## What you have to do
Where a line in the listing below contains the word "will", copy that line.

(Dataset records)
□ □ □ □

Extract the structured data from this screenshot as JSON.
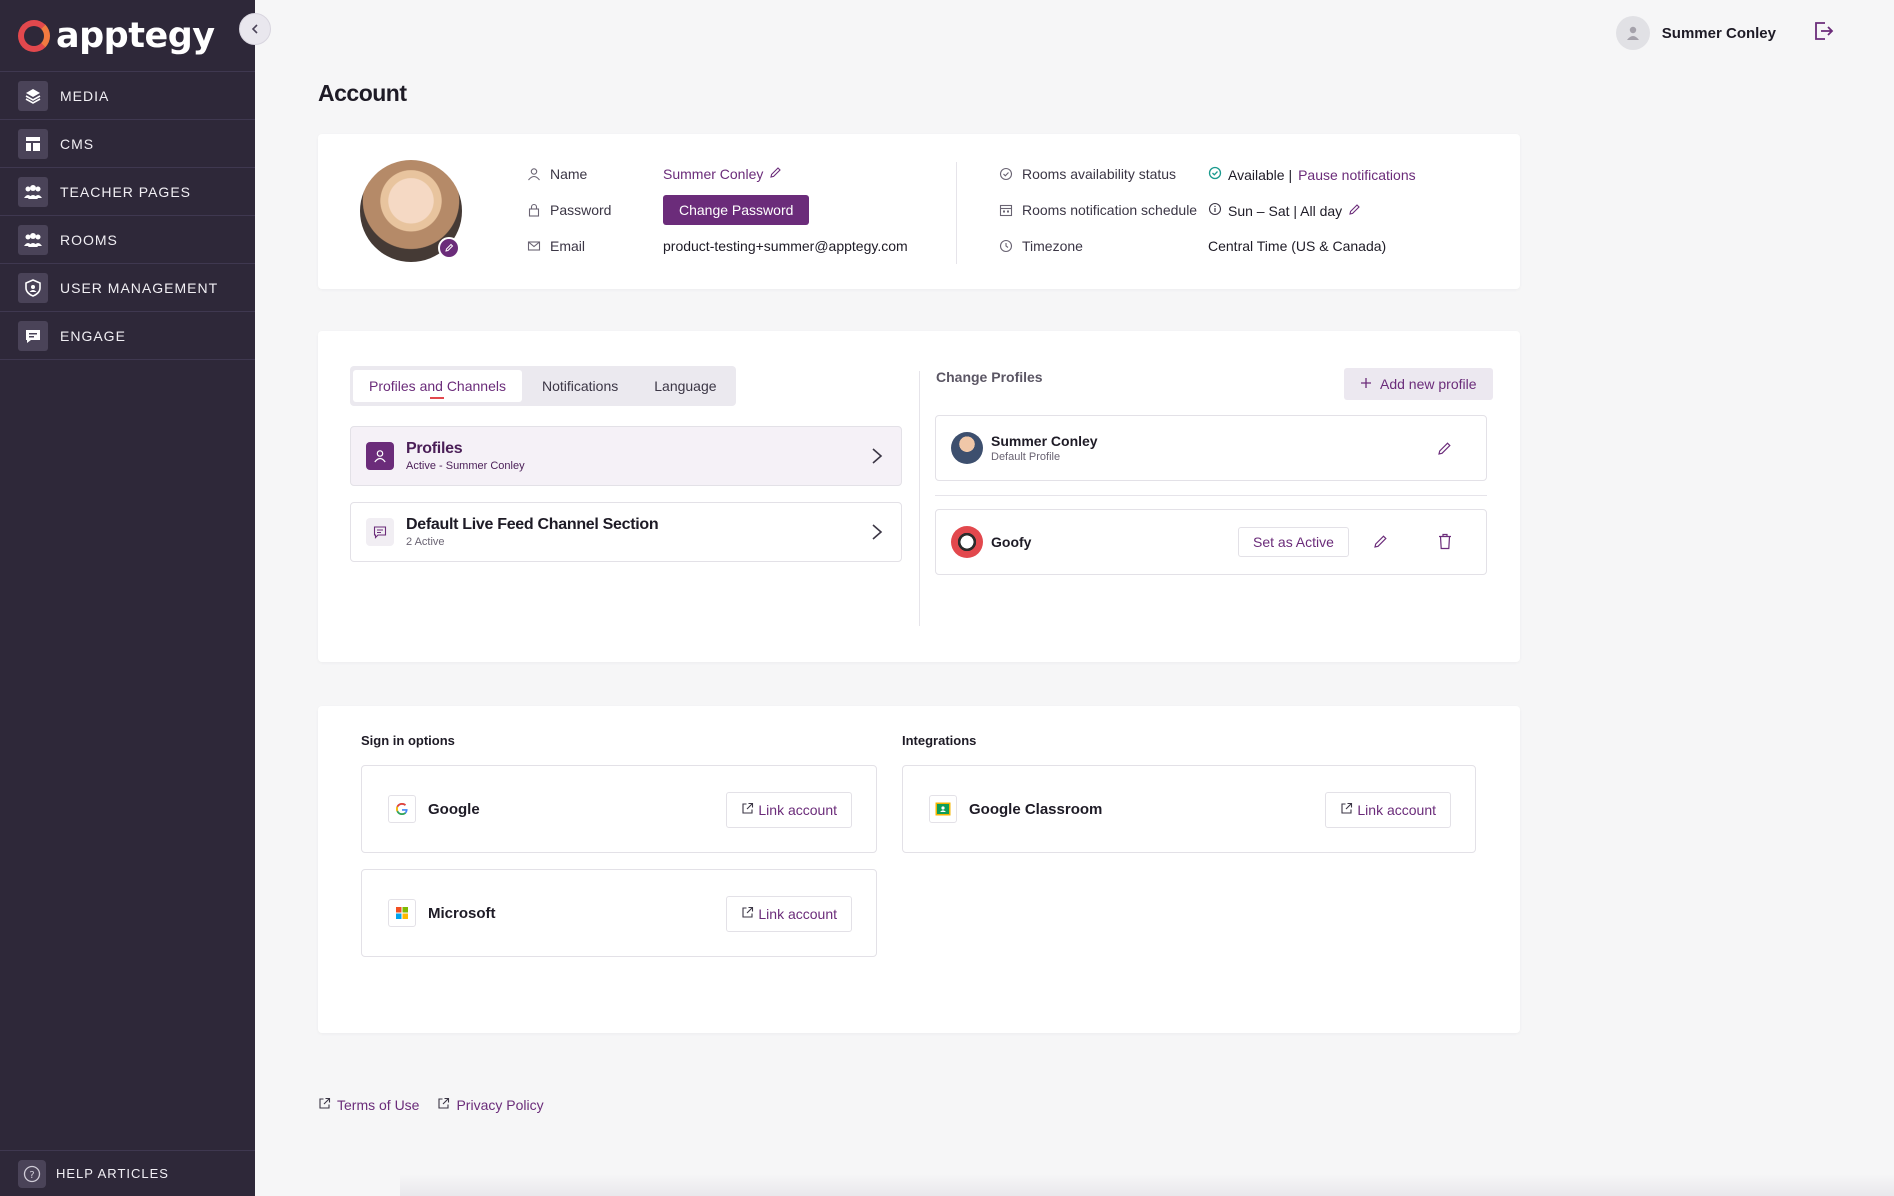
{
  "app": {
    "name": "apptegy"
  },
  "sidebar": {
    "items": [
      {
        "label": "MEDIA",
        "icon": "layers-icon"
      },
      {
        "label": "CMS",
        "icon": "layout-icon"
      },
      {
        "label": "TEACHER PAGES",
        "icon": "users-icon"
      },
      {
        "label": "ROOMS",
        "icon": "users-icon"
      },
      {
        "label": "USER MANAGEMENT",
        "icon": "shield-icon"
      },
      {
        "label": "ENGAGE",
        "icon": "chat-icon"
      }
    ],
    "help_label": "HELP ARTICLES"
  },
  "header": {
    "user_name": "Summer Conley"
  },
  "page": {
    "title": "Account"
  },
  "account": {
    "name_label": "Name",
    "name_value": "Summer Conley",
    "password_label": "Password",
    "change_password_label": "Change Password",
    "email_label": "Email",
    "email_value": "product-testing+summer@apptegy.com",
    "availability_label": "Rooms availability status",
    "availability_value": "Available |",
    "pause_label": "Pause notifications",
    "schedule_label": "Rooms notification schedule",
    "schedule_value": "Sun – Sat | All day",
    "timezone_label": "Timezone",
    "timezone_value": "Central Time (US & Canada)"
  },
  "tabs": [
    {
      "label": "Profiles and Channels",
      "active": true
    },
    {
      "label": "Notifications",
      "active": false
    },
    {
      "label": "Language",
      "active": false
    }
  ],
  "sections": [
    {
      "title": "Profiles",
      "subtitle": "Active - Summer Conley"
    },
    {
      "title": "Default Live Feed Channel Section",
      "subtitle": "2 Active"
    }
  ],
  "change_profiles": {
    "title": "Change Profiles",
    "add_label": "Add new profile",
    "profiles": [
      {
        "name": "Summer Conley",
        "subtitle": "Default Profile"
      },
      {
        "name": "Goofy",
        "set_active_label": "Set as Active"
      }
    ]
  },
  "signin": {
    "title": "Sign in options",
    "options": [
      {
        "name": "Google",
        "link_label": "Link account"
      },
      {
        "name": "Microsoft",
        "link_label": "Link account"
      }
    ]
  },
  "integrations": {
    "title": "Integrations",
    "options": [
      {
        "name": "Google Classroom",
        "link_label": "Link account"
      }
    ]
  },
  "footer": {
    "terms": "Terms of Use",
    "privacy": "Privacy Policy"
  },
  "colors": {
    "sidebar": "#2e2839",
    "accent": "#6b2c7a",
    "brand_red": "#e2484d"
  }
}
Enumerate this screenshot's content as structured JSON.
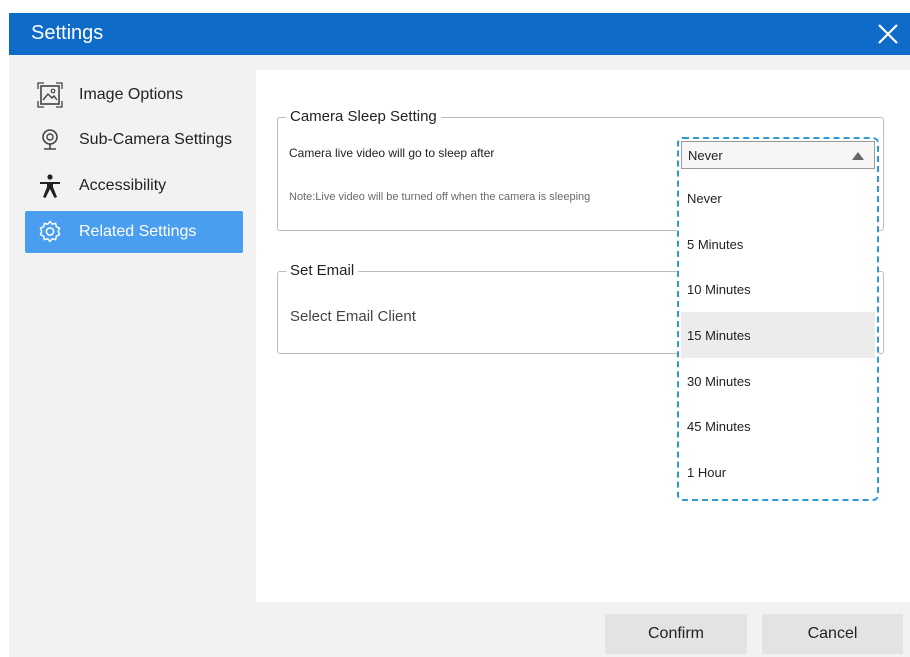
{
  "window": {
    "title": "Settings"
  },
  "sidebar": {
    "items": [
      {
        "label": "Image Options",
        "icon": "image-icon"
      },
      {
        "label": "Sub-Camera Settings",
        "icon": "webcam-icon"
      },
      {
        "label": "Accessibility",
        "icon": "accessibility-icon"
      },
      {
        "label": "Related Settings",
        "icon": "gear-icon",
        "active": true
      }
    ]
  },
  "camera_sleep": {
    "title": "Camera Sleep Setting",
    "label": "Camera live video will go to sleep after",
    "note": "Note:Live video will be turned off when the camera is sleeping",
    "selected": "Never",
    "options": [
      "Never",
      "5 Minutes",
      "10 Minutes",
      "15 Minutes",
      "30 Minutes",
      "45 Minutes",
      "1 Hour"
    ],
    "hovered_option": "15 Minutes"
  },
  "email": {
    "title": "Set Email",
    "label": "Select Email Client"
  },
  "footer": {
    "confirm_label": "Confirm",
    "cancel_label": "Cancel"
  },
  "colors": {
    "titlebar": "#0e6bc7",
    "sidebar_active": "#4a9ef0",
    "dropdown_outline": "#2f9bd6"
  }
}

□ □ □ □

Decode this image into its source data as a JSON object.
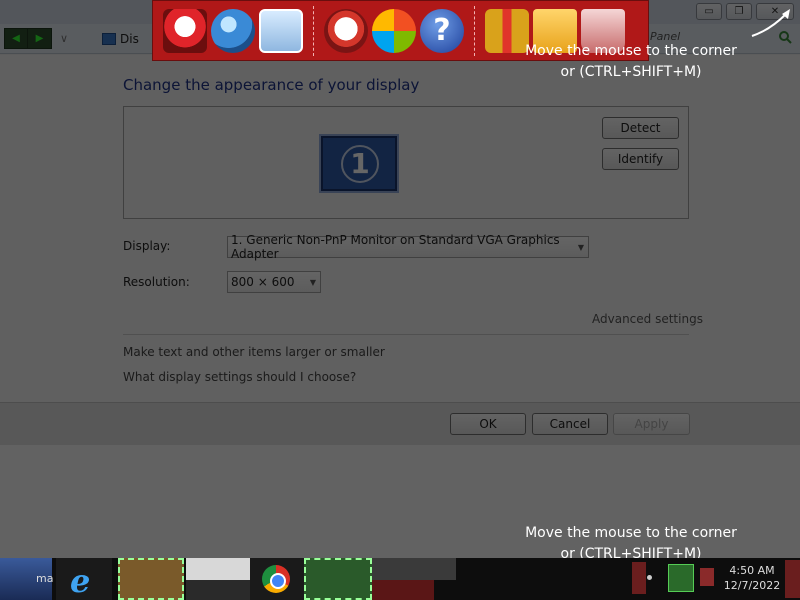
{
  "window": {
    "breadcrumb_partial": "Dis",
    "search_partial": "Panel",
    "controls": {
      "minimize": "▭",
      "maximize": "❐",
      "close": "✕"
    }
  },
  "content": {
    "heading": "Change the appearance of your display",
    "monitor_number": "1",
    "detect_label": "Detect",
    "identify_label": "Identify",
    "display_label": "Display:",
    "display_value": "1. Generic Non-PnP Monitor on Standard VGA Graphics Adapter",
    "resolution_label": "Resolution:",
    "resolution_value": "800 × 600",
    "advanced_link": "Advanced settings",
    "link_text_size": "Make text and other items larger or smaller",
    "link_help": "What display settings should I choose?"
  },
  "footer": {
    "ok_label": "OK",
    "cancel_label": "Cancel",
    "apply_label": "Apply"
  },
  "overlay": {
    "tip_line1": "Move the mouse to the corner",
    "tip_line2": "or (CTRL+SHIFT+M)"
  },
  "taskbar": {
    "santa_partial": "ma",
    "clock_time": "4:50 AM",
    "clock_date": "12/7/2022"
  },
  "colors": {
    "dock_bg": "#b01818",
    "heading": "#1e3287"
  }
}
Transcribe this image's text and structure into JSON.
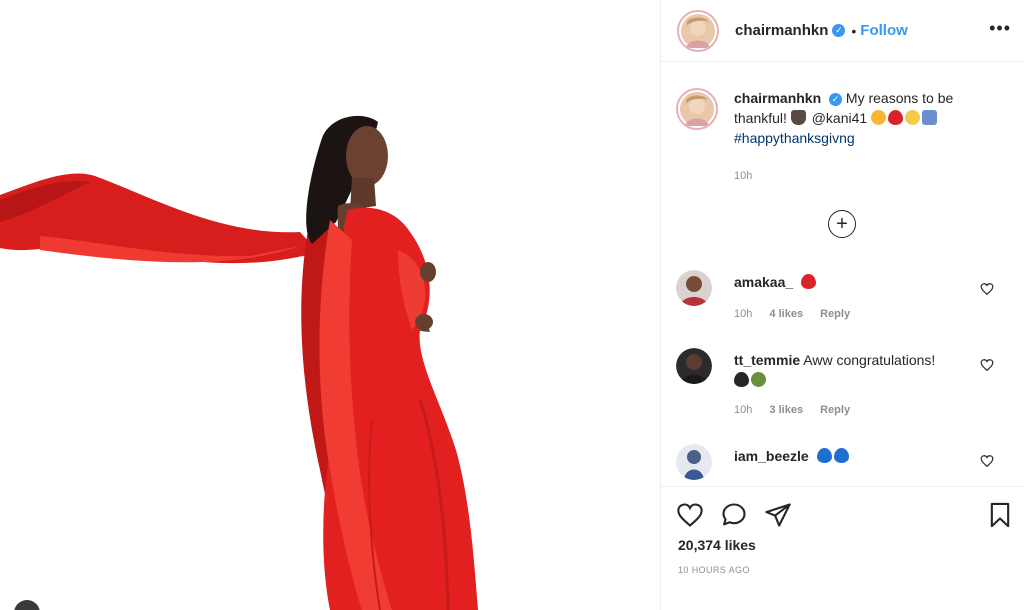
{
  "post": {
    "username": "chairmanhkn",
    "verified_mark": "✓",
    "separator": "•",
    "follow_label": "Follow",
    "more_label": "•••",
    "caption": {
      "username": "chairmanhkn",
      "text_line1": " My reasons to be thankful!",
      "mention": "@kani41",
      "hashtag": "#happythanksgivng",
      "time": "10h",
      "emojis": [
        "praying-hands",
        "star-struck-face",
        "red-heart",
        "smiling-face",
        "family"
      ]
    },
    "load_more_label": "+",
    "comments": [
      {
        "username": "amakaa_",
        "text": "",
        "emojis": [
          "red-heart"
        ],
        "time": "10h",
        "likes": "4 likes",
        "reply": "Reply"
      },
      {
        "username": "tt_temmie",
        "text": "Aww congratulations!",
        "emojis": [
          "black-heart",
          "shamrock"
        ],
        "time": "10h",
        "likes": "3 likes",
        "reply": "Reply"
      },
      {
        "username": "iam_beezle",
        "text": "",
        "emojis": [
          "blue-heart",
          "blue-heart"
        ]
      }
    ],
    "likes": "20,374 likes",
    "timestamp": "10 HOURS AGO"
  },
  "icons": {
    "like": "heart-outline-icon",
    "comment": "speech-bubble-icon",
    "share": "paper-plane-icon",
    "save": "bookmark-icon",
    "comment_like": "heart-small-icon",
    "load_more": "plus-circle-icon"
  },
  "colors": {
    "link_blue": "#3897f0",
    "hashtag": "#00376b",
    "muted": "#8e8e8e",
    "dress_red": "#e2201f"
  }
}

□ □ □ □

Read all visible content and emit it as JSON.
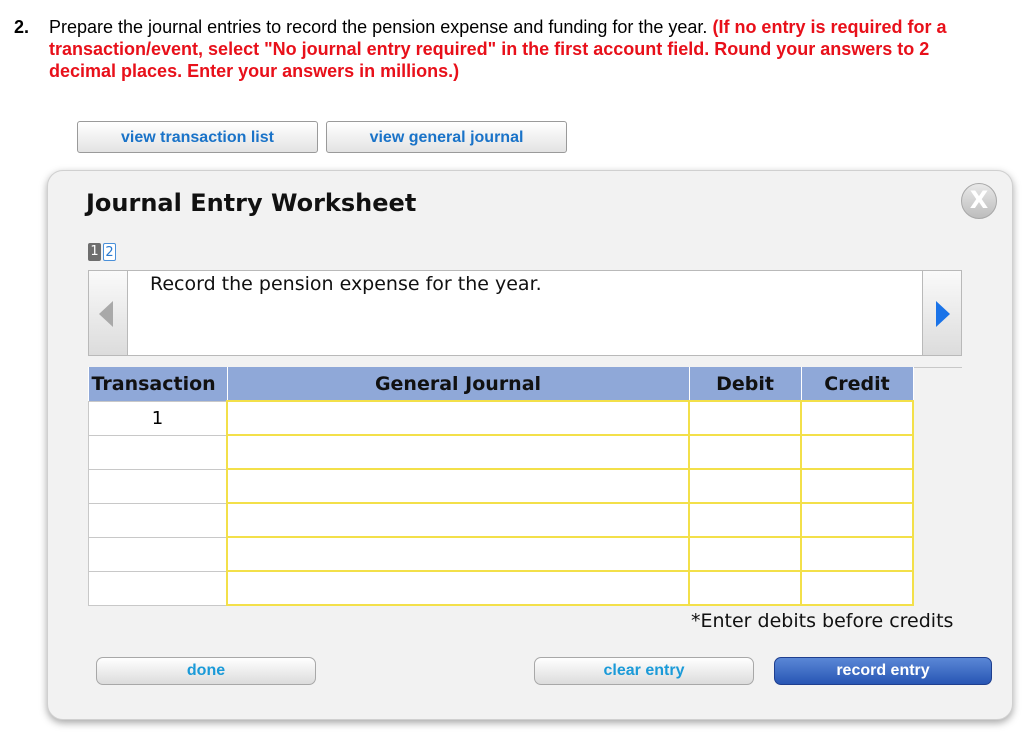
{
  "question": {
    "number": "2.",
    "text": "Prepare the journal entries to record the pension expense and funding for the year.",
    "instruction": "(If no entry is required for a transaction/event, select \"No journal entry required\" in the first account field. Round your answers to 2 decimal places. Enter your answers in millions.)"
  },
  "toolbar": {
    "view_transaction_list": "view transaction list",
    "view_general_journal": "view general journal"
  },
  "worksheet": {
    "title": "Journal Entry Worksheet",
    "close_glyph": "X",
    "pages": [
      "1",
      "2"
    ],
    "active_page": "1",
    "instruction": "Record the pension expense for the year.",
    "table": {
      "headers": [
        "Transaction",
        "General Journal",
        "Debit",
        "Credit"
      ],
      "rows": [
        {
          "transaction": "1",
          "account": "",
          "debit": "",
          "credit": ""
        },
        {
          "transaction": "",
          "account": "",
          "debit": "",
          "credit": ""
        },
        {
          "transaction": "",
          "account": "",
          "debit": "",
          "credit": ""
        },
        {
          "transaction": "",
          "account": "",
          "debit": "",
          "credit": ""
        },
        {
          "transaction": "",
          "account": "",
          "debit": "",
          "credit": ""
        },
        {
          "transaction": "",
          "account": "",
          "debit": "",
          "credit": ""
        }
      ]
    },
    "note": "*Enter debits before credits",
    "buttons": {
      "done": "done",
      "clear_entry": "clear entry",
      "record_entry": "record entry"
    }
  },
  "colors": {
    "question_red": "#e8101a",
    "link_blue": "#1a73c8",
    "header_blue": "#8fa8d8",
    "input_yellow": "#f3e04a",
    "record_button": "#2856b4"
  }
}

□ □ □ □

## Output
    "label": "Camera live video will go to sleep after",
    "note": "Note:Live video will be turned off when the camera is sleeping",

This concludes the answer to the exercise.